** Your goal **
Search the data below for "central"; list each line that holds it.

── The data

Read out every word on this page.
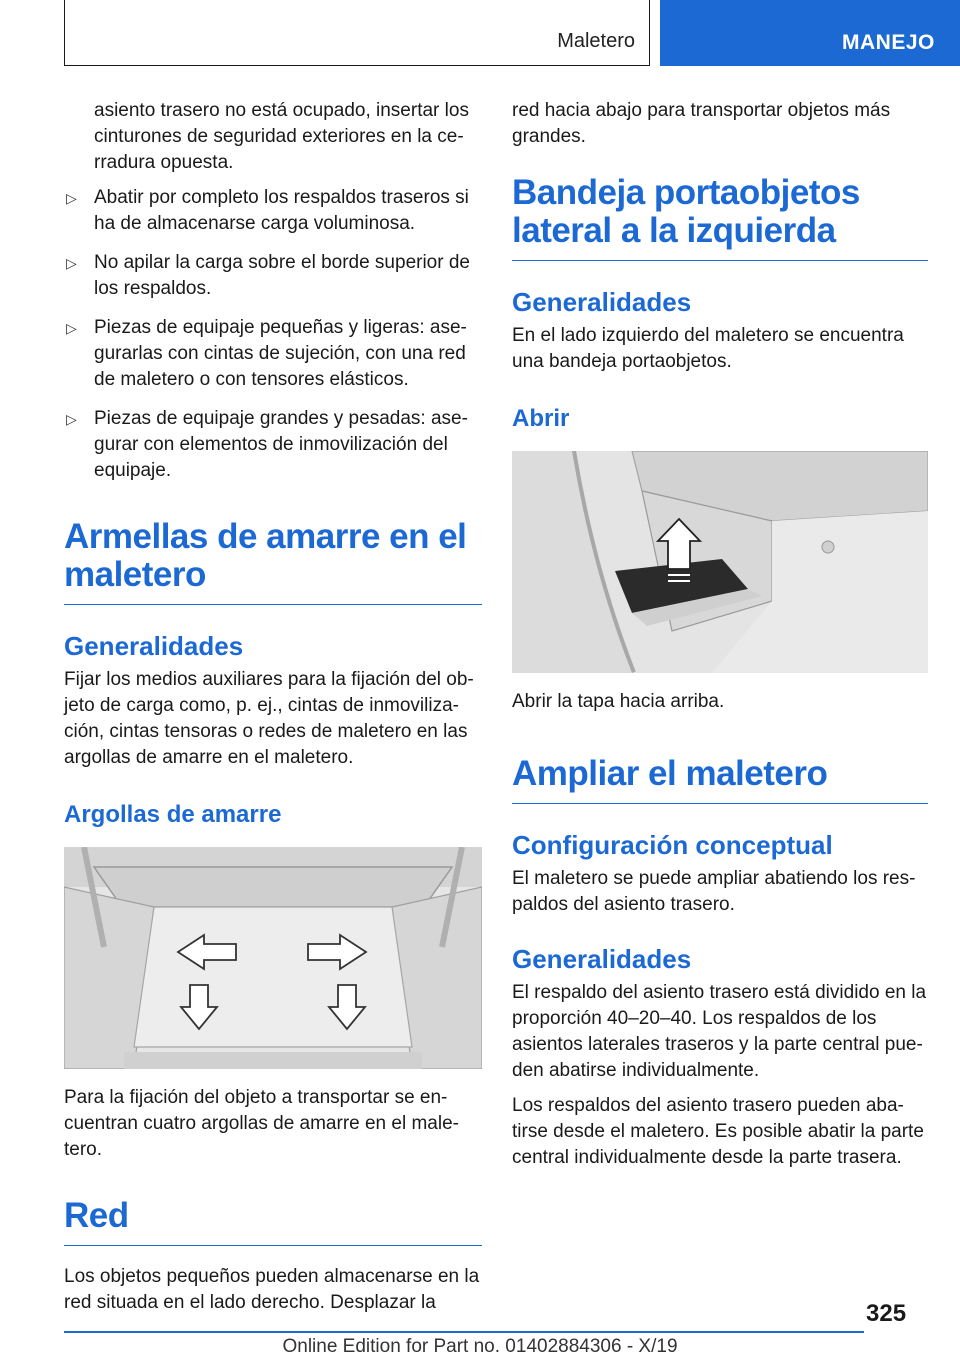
Maletero	MANEJO

asiento trasero no está ocupado, insertar los cinturones de seguridad exteriores en la ce-rradura opuesta.

▷ Abatir por completo los respaldos traseros si ha de almacenarse carga voluminosa.
▷ No apilar la carga sobre el borde superior de los respaldos.
▷ Piezas de equipaje pequeñas y ligeras: ase-gurarlas con cintas de sujeción, con una red de maletero o con tensores elásticos.
▷ Piezas de equipaje grandes y pesadas: ase-gurar con elementos de inmovilización del equipaje.
Armellas de amarre en el maletero
Generalidades

Fijar los medios auxiliares para la fijación del ob-jeto de carga como, p. ej., cintas de inmoviliza-ción, cintas tensoras o redes de maletero en las argollas de amarre en el maletero.

Argollas de amarre

Para la fijación del objeto a transportar se en-cuentran cuatro argollas de amarre en el male-tero.

Red

Los objetos pequeños pueden almacenarse en la red situada en el lado derecho. Desplazar la

red hacia abajo para transportar objetos más grandes.

Bandeja portaobjetos lateral a la izquierda
Generalidades

En el lado izquierdo del maletero se encuentra una bandeja portaobjetos.

Abrir

Abrir la tapa hacia arriba.

Ampliar el maletero
Configuración conceptual

El maletero se puede ampliar abatiendo los res-paldos del asiento trasero.

Generalidades

El respaldo del asiento trasero está dividido en la proporción 40–20–40. Los respaldos de los asientos laterales traseros y la parte central pue-den abatirse individualmente.

Los respaldos del asiento trasero pueden aba-tirse desde el maletero. Es posible abatir la parte central individualmente desde la parte trasera.

325
Online Edition for Part no. 01402884306 - X/19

────

** Expected answer **
El respaldo del asiento trasero está dividido en la proporción 40–20–40. Los respaldos de los asientos laterales traseros y la parte central pue-den abatirse individualmente.
Los respaldos del asiento trasero pueden aba-tirse desde el maletero. Es posible abatir la parte central individualmente desde la parte trasera.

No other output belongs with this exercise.